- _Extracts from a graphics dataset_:
[START]

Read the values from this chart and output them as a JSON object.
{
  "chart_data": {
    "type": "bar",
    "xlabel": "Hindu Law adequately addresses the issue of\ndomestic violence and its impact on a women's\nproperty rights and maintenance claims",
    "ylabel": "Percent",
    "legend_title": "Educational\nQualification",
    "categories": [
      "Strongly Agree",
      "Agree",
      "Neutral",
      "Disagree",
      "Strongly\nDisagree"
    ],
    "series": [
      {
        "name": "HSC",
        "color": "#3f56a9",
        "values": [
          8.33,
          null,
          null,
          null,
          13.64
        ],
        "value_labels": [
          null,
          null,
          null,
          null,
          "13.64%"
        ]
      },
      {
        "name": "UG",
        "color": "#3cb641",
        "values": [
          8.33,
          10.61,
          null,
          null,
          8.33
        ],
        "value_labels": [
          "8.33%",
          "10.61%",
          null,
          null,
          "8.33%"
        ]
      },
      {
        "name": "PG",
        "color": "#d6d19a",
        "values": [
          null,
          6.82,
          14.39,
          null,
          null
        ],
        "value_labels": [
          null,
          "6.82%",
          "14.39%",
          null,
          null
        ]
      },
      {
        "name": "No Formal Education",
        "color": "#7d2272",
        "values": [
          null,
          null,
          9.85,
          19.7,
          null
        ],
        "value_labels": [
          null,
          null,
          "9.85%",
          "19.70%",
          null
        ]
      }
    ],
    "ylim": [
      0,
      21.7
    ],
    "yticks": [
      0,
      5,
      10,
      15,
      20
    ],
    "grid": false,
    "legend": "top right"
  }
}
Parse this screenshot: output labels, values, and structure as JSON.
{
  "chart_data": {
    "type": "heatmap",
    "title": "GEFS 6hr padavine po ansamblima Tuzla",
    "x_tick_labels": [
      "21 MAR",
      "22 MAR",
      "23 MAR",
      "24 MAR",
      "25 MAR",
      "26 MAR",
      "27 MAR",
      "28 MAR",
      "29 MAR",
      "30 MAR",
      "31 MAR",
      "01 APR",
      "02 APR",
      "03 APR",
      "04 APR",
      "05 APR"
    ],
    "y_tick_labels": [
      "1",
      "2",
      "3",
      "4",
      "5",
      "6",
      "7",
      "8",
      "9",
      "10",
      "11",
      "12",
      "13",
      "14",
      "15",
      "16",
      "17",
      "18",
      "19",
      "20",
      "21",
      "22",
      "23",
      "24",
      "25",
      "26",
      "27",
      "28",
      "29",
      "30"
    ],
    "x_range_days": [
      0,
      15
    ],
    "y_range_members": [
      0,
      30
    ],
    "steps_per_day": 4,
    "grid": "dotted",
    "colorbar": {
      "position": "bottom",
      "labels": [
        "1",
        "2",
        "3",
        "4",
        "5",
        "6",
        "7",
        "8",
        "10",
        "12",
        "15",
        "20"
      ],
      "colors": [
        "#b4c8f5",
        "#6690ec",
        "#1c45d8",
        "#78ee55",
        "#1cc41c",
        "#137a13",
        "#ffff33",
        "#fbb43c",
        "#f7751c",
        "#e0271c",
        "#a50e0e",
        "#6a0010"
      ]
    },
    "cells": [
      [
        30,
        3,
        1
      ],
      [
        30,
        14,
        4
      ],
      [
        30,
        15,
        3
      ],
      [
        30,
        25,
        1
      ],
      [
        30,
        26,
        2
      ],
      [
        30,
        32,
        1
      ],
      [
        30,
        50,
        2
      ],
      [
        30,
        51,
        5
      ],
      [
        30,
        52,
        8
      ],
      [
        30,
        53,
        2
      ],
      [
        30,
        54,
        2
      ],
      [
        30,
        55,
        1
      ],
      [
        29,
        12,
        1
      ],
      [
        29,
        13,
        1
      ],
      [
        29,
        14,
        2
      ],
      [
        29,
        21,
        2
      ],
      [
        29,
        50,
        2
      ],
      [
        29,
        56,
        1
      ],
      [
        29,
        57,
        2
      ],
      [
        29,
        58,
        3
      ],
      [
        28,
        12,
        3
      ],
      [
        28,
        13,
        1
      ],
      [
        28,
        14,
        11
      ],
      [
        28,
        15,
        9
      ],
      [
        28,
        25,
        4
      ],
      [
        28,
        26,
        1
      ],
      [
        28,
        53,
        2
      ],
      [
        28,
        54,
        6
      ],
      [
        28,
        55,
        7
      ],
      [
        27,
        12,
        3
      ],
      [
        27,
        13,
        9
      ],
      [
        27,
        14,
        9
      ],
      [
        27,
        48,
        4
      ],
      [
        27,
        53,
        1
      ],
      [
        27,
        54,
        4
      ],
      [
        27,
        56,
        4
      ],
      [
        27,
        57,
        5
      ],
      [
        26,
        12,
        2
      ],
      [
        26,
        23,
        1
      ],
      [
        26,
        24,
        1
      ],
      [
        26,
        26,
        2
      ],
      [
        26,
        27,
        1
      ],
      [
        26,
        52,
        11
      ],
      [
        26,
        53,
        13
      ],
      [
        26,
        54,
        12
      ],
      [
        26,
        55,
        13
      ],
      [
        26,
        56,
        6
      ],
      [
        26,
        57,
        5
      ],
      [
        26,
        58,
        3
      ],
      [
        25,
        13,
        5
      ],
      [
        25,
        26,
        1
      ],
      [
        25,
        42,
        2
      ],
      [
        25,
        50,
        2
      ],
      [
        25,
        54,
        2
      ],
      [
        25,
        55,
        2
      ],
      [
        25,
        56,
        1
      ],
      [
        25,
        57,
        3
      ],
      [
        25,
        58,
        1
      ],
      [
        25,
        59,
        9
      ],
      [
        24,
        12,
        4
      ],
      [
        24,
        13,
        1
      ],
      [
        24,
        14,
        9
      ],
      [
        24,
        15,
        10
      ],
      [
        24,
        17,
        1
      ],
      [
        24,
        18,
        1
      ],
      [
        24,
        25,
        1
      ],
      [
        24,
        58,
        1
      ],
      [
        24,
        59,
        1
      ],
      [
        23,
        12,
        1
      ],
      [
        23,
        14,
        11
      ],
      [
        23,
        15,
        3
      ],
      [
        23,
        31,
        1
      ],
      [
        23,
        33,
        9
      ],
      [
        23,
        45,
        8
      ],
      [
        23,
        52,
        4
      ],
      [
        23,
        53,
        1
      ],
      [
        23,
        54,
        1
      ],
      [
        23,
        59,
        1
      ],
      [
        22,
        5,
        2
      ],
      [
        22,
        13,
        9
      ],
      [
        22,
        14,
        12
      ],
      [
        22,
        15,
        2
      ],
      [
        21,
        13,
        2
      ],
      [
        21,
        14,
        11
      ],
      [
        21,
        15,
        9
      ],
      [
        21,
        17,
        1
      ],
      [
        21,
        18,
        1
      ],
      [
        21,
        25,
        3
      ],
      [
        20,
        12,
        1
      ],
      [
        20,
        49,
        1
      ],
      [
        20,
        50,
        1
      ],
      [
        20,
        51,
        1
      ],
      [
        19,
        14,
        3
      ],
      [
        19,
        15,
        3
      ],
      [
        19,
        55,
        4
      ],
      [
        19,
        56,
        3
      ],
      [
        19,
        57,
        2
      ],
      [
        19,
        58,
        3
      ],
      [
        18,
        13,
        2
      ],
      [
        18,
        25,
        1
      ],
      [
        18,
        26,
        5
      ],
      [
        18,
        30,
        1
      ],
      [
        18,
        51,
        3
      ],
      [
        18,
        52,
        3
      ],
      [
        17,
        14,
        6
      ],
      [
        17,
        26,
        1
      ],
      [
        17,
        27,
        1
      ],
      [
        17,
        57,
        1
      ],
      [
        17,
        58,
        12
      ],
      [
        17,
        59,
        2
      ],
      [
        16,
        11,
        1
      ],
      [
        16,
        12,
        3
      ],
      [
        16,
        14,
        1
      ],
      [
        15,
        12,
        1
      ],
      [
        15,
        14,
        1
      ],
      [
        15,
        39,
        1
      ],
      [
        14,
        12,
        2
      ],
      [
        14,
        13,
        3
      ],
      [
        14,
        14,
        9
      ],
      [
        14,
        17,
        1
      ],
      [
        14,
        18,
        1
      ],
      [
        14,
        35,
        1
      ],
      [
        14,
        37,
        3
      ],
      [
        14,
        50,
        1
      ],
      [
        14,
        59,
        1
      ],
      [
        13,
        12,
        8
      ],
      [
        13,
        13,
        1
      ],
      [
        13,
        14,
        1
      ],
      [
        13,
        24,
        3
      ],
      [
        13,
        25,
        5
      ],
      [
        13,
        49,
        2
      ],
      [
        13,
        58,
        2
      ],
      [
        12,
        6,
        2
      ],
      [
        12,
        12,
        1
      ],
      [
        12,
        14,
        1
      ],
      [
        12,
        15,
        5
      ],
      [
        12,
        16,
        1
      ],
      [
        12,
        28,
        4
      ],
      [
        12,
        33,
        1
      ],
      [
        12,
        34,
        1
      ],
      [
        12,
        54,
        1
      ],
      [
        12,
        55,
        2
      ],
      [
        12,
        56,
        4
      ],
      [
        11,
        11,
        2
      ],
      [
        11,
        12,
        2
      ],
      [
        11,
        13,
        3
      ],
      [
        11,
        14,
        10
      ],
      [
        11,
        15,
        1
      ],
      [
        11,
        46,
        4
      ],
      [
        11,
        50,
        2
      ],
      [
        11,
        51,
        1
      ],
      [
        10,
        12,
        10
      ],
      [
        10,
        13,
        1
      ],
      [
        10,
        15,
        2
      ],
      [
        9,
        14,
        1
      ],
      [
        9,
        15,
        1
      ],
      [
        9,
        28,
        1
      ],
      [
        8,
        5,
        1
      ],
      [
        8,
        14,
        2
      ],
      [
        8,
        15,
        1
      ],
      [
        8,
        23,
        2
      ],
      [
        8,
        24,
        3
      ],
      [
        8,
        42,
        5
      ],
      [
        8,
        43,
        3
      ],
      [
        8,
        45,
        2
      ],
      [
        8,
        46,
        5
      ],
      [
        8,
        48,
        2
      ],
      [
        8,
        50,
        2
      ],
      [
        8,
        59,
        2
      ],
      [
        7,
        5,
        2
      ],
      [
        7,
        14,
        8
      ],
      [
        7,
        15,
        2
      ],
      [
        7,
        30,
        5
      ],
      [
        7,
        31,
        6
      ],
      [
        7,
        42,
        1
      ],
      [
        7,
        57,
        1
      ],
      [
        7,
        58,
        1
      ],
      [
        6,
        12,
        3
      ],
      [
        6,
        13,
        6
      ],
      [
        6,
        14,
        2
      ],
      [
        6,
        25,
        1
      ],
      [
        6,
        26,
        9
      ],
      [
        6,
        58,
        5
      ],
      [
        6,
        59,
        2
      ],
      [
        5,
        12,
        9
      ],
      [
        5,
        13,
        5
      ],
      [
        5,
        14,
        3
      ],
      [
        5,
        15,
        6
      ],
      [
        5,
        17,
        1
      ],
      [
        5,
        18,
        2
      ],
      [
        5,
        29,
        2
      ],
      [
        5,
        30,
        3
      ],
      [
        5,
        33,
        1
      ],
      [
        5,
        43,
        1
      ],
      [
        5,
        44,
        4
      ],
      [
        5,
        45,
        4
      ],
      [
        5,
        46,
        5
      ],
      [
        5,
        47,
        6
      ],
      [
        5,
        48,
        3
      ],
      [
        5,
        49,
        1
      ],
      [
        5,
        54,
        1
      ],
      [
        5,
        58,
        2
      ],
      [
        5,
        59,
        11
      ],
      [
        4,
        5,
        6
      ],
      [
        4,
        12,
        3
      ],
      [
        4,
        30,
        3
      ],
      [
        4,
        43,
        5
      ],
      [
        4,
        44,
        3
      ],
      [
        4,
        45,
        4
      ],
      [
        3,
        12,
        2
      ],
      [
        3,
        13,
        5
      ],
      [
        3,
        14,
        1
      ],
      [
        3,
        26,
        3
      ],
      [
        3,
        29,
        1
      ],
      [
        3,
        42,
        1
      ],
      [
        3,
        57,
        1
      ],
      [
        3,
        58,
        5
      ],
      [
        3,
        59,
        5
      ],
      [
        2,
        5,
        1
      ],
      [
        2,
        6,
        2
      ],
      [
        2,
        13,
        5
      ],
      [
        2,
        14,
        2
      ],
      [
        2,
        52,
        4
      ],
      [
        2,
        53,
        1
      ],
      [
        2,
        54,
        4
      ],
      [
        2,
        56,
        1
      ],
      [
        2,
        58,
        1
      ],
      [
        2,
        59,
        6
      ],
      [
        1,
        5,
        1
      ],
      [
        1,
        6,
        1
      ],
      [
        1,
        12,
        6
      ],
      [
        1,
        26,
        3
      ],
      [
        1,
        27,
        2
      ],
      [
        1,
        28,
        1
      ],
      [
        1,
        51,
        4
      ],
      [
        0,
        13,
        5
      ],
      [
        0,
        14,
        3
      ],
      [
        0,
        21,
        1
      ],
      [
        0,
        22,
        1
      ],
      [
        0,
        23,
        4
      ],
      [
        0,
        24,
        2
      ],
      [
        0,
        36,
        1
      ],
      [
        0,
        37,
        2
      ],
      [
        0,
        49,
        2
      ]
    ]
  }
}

[END]

- _Task directions_: Take each line containing the string "output" and copy it out.

- _Solution to the exercise_:
Read the values from this chart and output them as a JSON object.
Parse this screenshot: output labels, values, and structure as JSON.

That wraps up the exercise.